Data entries
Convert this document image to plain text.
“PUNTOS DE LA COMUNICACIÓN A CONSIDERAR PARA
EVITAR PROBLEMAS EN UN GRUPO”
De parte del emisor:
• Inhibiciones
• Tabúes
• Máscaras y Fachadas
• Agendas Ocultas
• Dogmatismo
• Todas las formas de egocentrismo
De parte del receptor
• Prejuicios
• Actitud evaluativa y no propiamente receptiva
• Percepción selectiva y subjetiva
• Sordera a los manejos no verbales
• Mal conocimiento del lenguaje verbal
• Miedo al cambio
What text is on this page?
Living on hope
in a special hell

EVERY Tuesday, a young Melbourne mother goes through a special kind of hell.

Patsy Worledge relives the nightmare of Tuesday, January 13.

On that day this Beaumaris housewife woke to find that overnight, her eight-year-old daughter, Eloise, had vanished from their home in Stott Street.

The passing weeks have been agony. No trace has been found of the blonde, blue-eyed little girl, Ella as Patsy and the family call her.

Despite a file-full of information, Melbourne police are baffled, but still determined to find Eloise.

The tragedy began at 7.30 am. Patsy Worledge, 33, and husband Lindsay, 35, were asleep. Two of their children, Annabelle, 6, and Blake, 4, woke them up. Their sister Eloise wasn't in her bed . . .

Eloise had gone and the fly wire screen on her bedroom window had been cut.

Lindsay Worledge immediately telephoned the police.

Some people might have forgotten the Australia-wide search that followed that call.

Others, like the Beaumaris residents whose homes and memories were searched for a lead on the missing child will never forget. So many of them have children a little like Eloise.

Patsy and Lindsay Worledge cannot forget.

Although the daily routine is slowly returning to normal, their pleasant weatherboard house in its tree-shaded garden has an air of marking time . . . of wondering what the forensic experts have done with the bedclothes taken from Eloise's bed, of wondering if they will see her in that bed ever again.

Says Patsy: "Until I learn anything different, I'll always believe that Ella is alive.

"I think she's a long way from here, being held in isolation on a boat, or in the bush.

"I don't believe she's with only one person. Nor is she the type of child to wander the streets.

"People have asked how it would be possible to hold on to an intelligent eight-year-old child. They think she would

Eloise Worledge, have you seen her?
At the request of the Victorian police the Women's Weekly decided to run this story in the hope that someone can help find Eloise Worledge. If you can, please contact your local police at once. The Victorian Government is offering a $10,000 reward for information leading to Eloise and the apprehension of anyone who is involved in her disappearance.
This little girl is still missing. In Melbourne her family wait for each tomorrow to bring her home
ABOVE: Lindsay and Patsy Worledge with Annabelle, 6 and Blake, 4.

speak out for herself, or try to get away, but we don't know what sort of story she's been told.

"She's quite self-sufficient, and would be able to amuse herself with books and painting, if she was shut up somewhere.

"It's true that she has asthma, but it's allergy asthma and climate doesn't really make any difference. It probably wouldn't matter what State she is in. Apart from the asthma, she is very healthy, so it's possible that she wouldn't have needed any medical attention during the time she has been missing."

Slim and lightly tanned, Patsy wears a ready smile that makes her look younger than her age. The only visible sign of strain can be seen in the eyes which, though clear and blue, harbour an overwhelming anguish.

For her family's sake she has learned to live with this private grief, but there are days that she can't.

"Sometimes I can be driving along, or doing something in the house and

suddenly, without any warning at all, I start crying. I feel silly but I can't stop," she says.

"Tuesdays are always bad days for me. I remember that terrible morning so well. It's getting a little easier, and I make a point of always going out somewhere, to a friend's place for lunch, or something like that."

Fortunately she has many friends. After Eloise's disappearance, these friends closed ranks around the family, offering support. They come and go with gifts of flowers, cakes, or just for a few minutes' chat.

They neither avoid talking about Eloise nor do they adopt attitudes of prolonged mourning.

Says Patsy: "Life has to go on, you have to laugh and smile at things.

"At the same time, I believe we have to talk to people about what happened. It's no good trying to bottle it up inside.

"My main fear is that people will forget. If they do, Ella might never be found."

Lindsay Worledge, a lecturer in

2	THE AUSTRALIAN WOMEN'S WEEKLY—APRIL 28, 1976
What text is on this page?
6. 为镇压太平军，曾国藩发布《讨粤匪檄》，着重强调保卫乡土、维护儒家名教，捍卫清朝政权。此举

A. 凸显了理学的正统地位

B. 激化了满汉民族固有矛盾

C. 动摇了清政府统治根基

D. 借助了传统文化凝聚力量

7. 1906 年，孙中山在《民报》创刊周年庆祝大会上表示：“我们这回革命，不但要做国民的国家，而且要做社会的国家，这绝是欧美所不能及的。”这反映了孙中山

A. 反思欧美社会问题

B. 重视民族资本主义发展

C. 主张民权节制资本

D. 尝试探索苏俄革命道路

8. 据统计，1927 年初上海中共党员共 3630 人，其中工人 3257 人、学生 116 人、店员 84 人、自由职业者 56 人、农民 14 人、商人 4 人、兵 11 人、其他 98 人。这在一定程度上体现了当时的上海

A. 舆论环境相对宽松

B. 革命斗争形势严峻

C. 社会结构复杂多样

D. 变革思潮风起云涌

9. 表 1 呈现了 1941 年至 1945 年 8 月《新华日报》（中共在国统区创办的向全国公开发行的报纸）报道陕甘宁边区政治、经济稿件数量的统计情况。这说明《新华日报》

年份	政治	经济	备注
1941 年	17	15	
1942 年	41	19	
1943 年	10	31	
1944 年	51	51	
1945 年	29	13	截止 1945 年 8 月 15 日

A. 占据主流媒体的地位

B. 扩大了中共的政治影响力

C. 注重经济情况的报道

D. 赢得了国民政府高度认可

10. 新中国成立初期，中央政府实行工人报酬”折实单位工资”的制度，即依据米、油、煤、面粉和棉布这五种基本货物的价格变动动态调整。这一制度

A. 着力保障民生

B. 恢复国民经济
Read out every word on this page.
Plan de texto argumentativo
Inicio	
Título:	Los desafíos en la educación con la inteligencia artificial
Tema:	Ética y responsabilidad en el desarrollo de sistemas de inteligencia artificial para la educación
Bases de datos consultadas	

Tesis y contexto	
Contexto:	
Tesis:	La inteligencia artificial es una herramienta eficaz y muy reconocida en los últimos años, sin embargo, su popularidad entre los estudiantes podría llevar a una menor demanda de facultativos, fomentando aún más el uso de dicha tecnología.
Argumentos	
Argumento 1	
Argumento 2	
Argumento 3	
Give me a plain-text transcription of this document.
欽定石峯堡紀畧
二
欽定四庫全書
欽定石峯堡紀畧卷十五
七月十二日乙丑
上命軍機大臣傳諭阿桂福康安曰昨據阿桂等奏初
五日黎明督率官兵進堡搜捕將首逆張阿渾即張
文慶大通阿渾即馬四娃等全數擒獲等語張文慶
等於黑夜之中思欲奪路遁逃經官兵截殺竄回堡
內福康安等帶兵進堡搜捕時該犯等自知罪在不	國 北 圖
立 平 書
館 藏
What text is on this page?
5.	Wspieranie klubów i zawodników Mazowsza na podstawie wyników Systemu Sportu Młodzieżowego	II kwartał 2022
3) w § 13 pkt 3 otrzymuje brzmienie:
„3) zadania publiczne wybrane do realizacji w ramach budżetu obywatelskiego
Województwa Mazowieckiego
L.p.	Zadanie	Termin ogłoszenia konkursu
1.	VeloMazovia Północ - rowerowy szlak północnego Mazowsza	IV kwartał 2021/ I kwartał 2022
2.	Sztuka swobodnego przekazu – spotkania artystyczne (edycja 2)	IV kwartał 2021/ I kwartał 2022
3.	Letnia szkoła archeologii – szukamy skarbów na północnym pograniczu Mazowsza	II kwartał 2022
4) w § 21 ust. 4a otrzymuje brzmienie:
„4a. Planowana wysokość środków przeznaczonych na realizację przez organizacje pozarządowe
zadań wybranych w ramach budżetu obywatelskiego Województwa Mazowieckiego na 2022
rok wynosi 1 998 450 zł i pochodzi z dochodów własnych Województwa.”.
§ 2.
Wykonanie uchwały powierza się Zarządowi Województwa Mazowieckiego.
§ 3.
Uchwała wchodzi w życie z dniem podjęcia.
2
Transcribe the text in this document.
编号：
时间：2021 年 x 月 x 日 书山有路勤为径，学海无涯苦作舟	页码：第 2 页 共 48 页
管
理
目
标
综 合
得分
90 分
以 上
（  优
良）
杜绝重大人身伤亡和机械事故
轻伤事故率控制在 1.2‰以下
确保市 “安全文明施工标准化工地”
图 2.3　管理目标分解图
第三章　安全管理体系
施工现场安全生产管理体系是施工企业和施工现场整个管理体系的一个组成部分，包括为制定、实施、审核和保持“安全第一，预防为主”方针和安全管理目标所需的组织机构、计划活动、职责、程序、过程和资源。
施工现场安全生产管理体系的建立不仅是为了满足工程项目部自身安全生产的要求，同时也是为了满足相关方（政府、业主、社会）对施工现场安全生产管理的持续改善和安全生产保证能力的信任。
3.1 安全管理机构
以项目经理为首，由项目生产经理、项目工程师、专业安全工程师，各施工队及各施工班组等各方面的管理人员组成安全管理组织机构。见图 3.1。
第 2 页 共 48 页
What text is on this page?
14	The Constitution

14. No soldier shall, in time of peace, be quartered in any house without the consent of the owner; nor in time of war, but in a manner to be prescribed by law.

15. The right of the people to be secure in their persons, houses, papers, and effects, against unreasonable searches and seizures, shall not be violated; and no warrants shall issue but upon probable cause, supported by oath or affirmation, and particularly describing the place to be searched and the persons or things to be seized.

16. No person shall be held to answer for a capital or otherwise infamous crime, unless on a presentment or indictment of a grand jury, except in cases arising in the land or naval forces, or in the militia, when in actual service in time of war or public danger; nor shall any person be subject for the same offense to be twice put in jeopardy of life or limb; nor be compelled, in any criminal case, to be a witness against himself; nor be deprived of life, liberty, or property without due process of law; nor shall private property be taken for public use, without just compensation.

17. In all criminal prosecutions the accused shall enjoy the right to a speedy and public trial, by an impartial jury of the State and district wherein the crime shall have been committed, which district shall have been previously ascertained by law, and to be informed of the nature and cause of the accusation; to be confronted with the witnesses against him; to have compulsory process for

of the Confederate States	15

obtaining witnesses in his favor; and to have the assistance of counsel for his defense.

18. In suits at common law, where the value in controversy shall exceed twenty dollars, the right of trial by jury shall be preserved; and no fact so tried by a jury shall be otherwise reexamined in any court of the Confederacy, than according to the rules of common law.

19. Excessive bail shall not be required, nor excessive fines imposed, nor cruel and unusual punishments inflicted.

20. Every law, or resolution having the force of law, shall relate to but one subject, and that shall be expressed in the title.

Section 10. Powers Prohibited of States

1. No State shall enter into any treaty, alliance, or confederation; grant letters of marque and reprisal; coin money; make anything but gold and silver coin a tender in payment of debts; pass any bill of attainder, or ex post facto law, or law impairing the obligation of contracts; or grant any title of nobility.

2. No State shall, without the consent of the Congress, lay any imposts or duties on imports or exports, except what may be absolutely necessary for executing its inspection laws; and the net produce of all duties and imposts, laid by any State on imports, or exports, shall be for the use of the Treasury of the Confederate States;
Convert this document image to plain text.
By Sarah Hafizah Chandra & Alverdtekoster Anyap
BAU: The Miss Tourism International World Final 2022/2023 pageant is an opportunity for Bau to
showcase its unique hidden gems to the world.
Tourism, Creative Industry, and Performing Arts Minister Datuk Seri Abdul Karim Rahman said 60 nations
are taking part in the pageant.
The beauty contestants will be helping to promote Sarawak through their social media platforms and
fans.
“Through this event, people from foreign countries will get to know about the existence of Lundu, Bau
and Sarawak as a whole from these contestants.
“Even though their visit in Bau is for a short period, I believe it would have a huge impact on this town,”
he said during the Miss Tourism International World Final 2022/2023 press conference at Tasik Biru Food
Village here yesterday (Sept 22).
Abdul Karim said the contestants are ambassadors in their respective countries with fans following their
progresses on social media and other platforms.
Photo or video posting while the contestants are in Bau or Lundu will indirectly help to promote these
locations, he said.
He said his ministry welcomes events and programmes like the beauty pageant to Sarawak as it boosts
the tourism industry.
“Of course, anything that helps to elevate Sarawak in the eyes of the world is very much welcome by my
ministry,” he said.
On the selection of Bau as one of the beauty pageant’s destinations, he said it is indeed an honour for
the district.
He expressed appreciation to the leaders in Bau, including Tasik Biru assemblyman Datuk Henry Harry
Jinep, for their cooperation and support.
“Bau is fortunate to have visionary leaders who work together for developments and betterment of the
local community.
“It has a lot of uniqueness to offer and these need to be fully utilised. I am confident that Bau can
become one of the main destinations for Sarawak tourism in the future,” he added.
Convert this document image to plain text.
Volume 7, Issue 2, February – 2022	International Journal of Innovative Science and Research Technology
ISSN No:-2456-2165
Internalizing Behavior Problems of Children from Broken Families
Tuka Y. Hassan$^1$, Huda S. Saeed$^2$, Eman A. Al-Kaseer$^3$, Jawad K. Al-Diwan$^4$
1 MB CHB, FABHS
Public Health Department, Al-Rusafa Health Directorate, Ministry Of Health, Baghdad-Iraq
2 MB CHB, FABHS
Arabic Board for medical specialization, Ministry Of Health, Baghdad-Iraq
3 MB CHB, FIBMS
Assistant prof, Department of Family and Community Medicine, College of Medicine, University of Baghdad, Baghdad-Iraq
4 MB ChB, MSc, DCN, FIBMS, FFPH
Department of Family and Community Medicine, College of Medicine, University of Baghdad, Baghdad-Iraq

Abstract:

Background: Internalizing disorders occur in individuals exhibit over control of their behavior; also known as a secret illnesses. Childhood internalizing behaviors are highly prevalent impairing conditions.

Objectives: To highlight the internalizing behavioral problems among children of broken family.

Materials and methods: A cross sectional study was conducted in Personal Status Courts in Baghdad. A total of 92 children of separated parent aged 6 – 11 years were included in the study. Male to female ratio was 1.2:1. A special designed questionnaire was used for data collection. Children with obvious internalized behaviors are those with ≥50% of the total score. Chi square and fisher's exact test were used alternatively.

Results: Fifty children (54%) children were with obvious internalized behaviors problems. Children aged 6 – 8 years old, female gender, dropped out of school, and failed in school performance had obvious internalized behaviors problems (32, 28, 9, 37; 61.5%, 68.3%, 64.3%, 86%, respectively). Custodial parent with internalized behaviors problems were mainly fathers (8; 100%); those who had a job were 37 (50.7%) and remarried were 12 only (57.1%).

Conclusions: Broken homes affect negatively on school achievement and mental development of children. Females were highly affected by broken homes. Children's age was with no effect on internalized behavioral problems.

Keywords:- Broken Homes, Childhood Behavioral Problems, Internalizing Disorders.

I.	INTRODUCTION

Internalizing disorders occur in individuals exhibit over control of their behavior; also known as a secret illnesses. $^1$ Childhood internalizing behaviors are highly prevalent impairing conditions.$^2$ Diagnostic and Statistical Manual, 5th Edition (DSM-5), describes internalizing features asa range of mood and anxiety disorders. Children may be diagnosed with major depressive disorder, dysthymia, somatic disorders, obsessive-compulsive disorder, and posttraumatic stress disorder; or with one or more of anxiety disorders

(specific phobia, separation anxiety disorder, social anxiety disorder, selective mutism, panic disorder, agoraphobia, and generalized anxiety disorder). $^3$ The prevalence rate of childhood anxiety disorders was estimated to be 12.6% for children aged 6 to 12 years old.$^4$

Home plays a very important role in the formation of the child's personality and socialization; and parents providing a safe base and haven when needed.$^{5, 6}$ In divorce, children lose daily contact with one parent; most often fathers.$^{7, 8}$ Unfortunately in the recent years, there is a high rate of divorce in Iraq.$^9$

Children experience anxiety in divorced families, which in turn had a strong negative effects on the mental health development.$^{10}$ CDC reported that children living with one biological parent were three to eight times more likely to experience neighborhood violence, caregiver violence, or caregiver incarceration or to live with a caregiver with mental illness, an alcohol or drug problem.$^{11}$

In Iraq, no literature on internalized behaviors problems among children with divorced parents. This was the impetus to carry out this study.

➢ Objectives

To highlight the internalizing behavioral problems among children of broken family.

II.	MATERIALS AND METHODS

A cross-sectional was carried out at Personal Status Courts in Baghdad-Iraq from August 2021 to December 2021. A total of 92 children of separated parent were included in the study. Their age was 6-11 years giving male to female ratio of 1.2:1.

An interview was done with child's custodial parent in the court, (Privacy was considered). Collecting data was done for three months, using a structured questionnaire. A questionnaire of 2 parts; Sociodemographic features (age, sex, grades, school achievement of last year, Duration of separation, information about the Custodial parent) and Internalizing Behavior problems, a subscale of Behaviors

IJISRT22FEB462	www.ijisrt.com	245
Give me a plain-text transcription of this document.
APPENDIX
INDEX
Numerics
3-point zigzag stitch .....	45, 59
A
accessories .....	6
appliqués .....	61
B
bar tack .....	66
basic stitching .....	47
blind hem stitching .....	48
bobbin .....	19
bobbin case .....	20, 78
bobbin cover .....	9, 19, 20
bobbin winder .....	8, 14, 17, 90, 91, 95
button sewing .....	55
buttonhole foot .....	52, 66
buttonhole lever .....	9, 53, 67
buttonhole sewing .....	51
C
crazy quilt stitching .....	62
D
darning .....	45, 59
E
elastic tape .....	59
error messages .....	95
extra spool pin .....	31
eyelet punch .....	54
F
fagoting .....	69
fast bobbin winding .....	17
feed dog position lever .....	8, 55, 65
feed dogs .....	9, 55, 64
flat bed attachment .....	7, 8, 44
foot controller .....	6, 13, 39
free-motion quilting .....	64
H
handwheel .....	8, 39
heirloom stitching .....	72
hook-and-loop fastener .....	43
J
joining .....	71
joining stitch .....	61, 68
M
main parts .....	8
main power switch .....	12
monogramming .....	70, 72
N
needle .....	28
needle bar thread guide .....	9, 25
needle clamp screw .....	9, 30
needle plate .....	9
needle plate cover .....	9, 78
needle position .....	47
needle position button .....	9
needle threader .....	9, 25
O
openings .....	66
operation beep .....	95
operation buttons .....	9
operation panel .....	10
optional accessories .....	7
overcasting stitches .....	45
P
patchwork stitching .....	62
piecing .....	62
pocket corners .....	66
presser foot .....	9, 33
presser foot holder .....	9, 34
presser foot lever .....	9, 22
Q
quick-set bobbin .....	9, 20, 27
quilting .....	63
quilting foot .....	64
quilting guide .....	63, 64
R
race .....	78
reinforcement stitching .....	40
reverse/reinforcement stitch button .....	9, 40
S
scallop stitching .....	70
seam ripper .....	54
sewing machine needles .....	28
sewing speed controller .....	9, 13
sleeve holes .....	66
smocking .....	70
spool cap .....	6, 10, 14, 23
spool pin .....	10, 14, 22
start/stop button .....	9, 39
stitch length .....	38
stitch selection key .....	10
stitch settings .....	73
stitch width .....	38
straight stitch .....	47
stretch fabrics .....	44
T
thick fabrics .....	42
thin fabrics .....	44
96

## What the task asks
Return every line from the records above that holds the word "States".

## Full solution
of the Confederate States	15
Section 10. Powers Prohibited of States
2. No State shall, without the consent of the Congress, lay any imposts or duties on imports or exports, except what may be absolutely necessary for executing its inspection laws; and the net produce of all duties and imposts, laid by any State on imports, or exports, shall be for the use of the Treasury of the Confederate States;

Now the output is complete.